GIVEN PROBLEM: Write out every single entry exactly.

(Stored entries)
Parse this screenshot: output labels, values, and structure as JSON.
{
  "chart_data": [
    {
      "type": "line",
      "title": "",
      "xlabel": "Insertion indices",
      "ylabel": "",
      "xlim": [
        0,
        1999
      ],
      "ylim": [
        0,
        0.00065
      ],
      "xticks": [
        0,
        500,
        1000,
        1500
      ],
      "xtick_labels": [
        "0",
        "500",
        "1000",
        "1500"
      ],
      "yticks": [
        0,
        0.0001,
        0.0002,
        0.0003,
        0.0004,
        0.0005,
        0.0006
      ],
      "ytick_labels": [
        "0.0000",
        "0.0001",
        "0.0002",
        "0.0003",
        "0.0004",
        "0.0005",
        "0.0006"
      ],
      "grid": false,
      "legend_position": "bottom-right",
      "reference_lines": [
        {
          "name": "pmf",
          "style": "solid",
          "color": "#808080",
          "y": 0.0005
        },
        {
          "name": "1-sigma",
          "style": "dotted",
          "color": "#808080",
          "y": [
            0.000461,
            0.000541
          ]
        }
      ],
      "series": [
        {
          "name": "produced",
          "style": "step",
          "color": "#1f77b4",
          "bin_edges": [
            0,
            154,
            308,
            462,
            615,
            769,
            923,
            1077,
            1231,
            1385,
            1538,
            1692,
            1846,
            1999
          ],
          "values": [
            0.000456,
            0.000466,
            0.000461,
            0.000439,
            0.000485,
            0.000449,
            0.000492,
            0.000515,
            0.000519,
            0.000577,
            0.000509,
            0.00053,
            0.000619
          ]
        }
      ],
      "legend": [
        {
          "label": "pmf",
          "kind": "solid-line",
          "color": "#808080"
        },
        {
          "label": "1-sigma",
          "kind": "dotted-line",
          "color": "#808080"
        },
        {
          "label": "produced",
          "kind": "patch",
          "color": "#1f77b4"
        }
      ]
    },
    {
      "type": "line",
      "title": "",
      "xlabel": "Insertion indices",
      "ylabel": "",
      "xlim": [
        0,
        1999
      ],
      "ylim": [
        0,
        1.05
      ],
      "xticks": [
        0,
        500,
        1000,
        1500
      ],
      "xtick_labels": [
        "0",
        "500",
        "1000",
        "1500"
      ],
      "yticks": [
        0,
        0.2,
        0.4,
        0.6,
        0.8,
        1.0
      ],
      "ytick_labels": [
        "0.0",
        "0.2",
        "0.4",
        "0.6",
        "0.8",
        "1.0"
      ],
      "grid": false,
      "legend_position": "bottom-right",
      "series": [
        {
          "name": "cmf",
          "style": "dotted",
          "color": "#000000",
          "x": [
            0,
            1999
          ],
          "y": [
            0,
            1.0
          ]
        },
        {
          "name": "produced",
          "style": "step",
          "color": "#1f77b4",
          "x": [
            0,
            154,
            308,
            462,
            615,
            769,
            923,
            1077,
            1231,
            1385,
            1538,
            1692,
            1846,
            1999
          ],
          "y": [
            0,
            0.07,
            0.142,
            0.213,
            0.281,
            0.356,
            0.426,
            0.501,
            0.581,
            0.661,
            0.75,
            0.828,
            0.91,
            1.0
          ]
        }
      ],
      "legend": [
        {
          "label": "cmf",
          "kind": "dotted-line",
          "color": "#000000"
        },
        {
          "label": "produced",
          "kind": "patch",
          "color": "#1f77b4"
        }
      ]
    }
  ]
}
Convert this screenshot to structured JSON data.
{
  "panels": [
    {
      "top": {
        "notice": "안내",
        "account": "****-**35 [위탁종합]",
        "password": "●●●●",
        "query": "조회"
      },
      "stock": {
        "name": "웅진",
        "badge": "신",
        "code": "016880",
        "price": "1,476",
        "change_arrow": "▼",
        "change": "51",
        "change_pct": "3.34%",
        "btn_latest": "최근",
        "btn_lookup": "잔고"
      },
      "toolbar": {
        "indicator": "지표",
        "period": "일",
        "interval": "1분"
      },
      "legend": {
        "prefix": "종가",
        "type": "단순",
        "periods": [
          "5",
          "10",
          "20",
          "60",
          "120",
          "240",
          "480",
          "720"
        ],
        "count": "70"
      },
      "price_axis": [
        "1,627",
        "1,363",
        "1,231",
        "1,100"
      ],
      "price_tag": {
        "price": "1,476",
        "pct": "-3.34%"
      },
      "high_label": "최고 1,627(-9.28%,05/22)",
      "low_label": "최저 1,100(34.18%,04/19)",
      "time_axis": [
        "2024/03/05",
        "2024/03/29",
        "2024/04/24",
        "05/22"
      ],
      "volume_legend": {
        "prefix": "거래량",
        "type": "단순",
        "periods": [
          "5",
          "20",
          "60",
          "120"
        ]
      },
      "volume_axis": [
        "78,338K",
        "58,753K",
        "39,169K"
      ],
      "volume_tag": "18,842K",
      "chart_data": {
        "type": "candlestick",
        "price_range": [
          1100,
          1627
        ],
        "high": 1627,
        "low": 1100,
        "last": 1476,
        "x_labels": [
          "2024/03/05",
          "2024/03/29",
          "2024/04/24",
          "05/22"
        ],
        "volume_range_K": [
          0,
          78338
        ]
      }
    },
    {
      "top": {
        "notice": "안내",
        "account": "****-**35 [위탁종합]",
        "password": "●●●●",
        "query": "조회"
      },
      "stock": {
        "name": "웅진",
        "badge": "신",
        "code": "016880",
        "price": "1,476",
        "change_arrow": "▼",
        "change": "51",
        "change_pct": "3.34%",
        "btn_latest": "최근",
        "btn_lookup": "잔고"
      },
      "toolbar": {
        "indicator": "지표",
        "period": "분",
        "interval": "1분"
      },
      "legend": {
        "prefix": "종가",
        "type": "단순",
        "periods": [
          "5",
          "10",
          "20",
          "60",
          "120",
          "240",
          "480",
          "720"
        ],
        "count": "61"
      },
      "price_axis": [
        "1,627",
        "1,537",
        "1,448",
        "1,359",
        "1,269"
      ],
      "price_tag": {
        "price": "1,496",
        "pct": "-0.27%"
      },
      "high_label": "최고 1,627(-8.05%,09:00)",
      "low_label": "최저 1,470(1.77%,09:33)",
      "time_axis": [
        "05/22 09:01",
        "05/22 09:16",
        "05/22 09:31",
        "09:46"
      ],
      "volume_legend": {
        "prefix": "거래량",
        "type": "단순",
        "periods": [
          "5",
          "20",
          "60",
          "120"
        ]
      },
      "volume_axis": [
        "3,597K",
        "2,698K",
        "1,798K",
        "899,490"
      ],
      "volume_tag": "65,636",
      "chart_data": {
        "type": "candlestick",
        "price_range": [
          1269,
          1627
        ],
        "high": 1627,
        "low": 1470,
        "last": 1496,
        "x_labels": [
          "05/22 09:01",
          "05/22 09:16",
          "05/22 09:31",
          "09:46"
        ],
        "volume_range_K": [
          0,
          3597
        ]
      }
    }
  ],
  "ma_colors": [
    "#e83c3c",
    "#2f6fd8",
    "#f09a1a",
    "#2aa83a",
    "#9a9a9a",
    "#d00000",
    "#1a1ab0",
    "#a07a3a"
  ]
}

TASK SOLUTION:
Parse this screenshot: output labels, values, and structure as JSON.
{
  "chart_data": [
    {
      "type": "line",
      "title": "",
      "xlabel": "Insertion indices",
      "ylabel": "",
      "xlim": [
        0,
        1999
      ],
      "ylim": [
        0,
        0.00065
      ],
      "xticks": [
        0,
        500,
        1000,
        1500
      ],
      "xtick_labels": [
        "0",
        "500",
        "1000",
        "1500"
      ],
      "yticks": [
        0,
        0.0001,
        0.0002,
        0.0003,
        0.0004,
        0.0005,
        0.0006
      ],
      "ytick_labels": [
        "0.0000",
        "0.0001",
        "0.0002",
        "0.0003",
        "0.0004",
        "0.0005",
        "0.0006"
      ],
      "grid": false,
      "legend_position": "bottom-right",
      "reference_lines": [
        {
          "name": "pmf",
          "style": "solid",
          "color": "#808080",
          "y": 0.0005
        },
        {
          "name": "1-sigma",
          "style": "dotted",
          "color": "#808080",
          "y": [
            0.000461,
            0.000541
          ]
        }
      ],
      "series": [
        {
          "name": "produced",
          "style": "step",
          "color": "#1f77b4",
          "bin_edges": [
            0,
            154,
            308,
            462,
            615,
            769,
            923,
            1077,
            1231,
            1385,
            1538,
            1692,
            1846,
            1999
          ],
          "values": [
            0.000456,
            0.000466,
            0.000461,
            0.000439,
            0.000485,
            0.000449,
            0.000492,
            0.000515,
            0.000519,
            0.000577,
            0.000509,
            0.00053,
            0.000619
          ]
        }
      ],
      "legend": [
        {
          "label": "pmf",
          "kind": "solid-line",
          "color": "#808080"
        },
        {
          "label": "1-sigma",
          "kind": "dotted-line",
          "color": "#808080"
        },
        {
          "label": "produced",
          "kind": "patch",
          "color": "#1f77b4"
        }
      ]
    },
    {
      "type": "line",
      "title": "",
      "xlabel": "Insertion indices",
      "ylabel": "",
      "xlim": [
        0,
        1999
      ],
      "ylim": [
        0,
        1.05
      ],
      "xticks": [
        0,
        500,
        1000,
        1500
      ],
      "xtick_labels": [
        "0",
        "500",
        "1000",
        "1500"
      ],
      "yticks": [
        0,
        0.2,
        0.4,
        0.6,
        0.8,
        1.0
      ],
      "ytick_labels": [
        "0.0",
        "0.2",
        "0.4",
        "0.6",
        "0.8",
        "1.0"
      ],
      "grid": false,
      "legend_position": "bottom-right",
      "series": [
        {
          "name": "cmf",
          "style": "dotted",
          "color": "#000000",
          "x": [
            0,
            1999
          ],
          "y": [
            0,
            1.0
          ]
        },
        {
          "name": "produced",
          "style": "step",
          "color": "#1f77b4",
          "x": [
            0,
            154,
            308,
            462,
            615,
            769,
            923,
            1077,
            1231,
            1385,
            1538,
            1692,
            1846,
            1999
          ],
          "y": [
            0,
            0.07,
            0.142,
            0.213,
            0.281,
            0.356,
            0.426,
            0.501,
            0.581,
            0.661,
            0.75,
            0.828,
            0.91,
            1.0
          ]
        }
      ],
      "legend": [
        {
          "label": "cmf",
          "kind": "dotted-line",
          "color": "#000000"
        },
        {
          "label": "produced",
          "kind": "patch",
          "color": "#1f77b4"
        }
      ]
    }
  ]
}
Convert this screenshot to structured JSON data.
{
  "panels": [
    {
      "top": {
        "notice": "안내",
        "account": "****-**35 [위탁종합]",
        "password": "●●●●",
        "query": "조회"
      },
      "stock": {
        "name": "웅진",
        "badge": "신",
        "code": "016880",
        "price": "1,476",
        "change_arrow": "▼",
        "change": "51",
        "change_pct": "3.34%",
        "btn_latest": "최근",
        "btn_lookup": "잔고"
      },
      "toolbar": {
        "indicator": "지표",
        "period": "일",
        "interval": "1분"
      },
      "legend": {
        "prefix": "종가",
        "type": "단순",
        "periods": [
          "5",
          "10",
          "20",
          "60",
          "120",
          "240",
          "480",
          "720"
        ],
        "count": "70"
      },
      "price_axis": [
        "1,627",
        "1,363",
        "1,231",
        "1,100"
      ],
      "price_tag": {
        "price": "1,476",
        "pct": "-3.34%"
      },
      "high_label": "최고 1,627(-9.28%,05/22)",
      "low_label": "최저 1,100(34.18%,04/19)",
      "time_axis": [
        "2024/03/05",
        "2024/03/29",
        "2024/04/24",
        "05/22"
      ],
      "volume_legend": {
        "prefix": "거래량",
        "type": "단순",
        "periods": [
          "5",
          "20",
          "60",
          "120"
        ]
      },
      "volume_axis": [
        "78,338K",
        "58,753K",
        "39,169K"
      ],
      "volume_tag": "18,842K",
      "chart_data": {
        "type": "candlestick",
        "price_range": [
          1100,
          1627
        ],
        "high": 1627,
        "low": 1100,
        "last": 1476,
        "x_labels": [
          "2024/03/05",
          "2024/03/29",
          "2024/04/24",
          "05/22"
        ],
        "volume_range_K": [
          0,
          78338
        ]
      }
    },
    {
      "top": {
        "notice": "안내",
        "account": "****-**35 [위탁종합]",
        "password": "●●●●",
        "query": "조회"
      },
      "stock": {
        "name": "웅진",
        "badge": "신",
        "code": "016880",
        "price": "1,476",
        "change_arrow": "▼",
        "change": "51",
        "change_pct": "3.34%",
        "btn_latest": "최근",
        "btn_lookup": "잔고"
      },
      "toolbar": {
        "indicator": "지표",
        "period": "분",
        "interval": "1분"
      },
      "legend": {
        "prefix": "종가",
        "type": "단순",
        "periods": [
          "5",
          "10",
          "20",
          "60",
          "120",
          "240",
          "480",
          "720"
        ],
        "count": "61"
      },
      "price_axis": [
        "1,627",
        "1,537",
        "1,448",
        "1,359",
        "1,269"
      ],
      "price_tag": {
        "price": "1,496",
        "pct": "-0.27%"
      },
      "high_label": "최고 1,627(-8.05%,09:00)",
      "low_label": "최저 1,470(1.77%,09:33)",
      "time_axis": [
        "05/22 09:01",
        "05/22 09:16",
        "05/22 09:31",
        "09:46"
      ],
      "volume_legend": {
        "prefix": "거래량",
        "type": "단순",
        "periods": [
          "5",
          "20",
          "60",
          "120"
        ]
      },
      "volume_axis": [
        "3,597K",
        "2,698K",
        "1,798K",
        "899,490"
      ],
      "volume_tag": "65,636",
      "chart_data": {
        "type": "candlestick",
        "price_range": [
          1269,
          1627
        ],
        "high": 1627,
        "low": 1470,
        "last": 1496,
        "x_labels": [
          "05/22 09:01",
          "05/22 09:16",
          "05/22 09:31",
          "09:46"
        ],
        "volume_range_K": [
          0,
          3597
        ]
      }
    }
  ],
  "ma_colors": [
    "#e83c3c",
    "#2f6fd8",
    "#f09a1a",
    "#2aa83a",
    "#9a9a9a",
    "#d00000",
    "#1a1ab0",
    "#a07a3a"
  ]
}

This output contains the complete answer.